Gather all lines from the material that contain "account".

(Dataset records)
============================================================

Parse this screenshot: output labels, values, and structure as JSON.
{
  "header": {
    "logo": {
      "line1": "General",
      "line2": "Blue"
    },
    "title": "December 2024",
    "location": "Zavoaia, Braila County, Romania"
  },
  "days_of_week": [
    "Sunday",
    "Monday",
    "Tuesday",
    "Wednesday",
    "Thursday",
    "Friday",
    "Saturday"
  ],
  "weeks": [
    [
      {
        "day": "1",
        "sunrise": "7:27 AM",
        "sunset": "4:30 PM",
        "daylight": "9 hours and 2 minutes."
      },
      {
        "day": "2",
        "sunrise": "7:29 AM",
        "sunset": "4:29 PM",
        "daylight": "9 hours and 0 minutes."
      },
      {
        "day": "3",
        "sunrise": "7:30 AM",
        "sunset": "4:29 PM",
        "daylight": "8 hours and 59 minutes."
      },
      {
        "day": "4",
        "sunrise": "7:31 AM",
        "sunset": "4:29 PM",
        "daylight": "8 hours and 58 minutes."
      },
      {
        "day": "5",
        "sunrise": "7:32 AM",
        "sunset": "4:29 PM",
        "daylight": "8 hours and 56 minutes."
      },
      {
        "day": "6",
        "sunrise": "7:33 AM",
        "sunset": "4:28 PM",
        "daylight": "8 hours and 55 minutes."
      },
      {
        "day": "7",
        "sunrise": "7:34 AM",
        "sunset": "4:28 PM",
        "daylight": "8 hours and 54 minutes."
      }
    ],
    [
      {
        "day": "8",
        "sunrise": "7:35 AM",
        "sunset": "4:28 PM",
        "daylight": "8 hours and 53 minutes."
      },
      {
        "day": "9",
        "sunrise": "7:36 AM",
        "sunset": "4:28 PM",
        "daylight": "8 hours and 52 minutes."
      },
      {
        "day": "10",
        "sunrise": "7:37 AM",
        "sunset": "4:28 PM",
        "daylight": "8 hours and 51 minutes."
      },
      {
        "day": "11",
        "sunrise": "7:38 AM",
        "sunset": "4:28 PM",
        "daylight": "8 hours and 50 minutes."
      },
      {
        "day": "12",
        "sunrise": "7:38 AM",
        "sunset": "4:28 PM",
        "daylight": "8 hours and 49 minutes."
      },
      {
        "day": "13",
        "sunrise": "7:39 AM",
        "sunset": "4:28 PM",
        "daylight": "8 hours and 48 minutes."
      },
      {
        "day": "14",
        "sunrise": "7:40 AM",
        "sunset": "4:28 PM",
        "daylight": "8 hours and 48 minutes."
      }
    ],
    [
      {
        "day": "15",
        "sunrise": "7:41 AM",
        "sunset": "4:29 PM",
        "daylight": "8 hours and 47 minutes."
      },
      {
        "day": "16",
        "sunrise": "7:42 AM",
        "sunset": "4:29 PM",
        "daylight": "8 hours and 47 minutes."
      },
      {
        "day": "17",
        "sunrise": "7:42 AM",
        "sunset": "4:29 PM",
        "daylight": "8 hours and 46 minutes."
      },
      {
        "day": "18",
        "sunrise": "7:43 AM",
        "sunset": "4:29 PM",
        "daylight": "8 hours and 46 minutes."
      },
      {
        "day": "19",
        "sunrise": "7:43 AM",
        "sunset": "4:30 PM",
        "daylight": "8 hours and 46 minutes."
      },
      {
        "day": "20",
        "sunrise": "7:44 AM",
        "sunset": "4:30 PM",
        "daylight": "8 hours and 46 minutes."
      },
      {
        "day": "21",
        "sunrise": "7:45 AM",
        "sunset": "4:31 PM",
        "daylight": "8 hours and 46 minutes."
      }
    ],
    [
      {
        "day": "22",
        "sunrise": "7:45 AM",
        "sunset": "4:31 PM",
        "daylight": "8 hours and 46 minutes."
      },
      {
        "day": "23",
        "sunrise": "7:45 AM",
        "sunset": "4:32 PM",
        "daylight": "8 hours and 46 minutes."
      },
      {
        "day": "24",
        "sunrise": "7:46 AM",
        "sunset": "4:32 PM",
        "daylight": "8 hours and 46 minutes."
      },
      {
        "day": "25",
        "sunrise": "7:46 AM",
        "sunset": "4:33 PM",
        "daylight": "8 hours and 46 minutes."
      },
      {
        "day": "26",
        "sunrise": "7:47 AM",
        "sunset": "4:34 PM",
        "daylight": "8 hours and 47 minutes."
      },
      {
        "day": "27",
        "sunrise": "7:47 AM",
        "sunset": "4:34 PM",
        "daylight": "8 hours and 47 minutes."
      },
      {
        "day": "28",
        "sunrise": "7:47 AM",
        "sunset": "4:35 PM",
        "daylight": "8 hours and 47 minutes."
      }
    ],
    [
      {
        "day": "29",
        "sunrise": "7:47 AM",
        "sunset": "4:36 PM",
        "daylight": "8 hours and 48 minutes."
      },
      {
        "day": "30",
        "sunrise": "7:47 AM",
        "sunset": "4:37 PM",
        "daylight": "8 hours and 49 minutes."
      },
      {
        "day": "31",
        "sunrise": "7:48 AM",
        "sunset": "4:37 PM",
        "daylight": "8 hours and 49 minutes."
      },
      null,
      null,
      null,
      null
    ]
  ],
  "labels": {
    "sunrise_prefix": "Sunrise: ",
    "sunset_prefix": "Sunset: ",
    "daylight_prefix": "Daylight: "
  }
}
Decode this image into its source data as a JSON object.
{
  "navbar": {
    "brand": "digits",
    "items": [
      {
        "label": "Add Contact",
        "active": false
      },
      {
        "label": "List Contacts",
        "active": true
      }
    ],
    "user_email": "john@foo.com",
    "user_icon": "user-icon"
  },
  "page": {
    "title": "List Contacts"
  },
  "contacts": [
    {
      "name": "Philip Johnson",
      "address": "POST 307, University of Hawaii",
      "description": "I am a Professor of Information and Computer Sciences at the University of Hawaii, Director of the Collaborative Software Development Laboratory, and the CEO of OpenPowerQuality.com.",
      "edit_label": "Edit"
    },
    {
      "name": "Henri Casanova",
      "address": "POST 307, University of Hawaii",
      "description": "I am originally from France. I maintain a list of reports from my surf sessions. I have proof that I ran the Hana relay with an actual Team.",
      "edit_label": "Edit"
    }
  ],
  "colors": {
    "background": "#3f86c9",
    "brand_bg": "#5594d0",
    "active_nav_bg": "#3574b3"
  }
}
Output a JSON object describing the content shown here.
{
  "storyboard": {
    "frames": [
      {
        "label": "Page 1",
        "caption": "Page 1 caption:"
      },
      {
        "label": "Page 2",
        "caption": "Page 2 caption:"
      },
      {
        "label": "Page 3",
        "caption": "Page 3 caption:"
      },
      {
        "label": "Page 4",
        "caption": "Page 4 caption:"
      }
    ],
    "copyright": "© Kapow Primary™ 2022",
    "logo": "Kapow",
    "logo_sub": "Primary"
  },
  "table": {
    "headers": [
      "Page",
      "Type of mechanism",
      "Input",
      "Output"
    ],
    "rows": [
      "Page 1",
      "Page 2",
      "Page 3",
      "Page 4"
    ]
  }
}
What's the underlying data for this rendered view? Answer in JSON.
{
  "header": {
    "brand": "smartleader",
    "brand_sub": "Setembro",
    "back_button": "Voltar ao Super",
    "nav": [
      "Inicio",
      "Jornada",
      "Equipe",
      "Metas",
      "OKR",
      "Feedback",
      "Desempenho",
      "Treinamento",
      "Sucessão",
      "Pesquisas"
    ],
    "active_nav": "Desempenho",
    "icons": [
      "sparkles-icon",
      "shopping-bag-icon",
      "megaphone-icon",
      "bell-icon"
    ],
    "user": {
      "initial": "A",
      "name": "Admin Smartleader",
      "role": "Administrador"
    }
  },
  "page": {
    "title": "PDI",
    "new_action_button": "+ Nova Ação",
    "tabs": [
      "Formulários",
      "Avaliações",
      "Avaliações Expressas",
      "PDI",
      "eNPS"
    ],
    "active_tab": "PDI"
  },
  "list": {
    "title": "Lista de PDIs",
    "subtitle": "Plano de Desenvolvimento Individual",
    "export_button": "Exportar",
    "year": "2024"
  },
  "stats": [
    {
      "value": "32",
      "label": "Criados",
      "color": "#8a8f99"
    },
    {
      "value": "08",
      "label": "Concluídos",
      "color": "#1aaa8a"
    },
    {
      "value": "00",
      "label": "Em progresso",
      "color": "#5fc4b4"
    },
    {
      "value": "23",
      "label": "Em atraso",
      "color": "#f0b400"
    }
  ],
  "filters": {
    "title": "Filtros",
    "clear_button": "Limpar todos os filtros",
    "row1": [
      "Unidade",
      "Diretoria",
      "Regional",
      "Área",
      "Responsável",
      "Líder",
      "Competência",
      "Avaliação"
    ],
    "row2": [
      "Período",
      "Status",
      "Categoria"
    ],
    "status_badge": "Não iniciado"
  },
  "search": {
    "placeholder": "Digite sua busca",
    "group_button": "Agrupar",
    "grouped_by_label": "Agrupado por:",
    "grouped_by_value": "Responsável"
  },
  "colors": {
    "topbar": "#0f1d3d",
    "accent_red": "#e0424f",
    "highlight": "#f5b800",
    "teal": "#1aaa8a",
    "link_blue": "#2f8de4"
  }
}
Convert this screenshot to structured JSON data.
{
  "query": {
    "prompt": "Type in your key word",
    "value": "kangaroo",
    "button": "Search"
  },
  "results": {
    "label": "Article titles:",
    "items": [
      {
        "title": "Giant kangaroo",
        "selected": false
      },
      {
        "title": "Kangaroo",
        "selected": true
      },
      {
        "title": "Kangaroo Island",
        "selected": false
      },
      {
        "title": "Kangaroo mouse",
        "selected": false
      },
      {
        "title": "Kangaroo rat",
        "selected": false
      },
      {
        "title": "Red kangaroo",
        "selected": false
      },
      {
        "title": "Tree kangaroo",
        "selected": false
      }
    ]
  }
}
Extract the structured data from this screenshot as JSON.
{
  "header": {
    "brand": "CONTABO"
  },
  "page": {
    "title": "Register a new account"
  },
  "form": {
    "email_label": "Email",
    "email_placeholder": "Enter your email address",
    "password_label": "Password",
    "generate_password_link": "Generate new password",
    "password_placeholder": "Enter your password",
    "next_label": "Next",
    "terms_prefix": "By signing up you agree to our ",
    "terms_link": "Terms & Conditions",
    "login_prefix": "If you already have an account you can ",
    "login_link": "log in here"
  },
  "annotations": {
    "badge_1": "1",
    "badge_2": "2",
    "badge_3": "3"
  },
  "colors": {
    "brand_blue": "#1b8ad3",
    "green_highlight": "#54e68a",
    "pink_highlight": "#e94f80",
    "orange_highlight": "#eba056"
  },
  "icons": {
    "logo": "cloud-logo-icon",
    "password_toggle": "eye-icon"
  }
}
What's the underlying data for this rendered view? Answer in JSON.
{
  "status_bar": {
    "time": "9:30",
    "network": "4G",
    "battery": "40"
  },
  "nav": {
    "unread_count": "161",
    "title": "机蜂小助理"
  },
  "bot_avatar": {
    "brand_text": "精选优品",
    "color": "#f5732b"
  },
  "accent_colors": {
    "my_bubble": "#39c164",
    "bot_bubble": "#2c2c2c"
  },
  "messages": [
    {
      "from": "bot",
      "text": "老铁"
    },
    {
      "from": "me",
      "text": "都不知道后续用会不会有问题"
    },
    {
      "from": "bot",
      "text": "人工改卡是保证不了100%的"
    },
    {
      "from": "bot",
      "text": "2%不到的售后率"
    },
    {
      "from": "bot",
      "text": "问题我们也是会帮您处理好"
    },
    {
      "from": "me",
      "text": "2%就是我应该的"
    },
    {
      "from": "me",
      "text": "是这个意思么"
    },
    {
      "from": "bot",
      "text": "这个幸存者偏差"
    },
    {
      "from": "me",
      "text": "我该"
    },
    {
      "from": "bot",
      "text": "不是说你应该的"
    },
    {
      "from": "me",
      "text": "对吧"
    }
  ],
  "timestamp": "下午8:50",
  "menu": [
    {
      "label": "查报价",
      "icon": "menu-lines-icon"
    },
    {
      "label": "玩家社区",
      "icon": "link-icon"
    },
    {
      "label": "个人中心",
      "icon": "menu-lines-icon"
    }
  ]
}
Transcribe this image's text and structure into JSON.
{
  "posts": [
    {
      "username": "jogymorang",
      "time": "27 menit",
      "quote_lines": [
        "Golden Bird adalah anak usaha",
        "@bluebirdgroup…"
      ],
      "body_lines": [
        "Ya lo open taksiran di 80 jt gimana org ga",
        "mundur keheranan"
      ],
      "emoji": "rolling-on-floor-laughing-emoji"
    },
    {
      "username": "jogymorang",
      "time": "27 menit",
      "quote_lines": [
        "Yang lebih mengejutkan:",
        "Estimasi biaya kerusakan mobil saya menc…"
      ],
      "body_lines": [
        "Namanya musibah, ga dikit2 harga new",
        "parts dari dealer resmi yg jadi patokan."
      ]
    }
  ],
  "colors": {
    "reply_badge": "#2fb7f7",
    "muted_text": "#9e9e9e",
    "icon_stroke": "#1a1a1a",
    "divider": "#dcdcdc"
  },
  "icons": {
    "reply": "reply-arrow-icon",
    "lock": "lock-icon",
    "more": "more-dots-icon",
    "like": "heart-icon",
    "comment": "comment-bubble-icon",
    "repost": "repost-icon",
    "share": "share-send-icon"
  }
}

============================================================

# Answer to this task
    "title": "Register a new account"
    "login_prefix": "If you already have an account you can ",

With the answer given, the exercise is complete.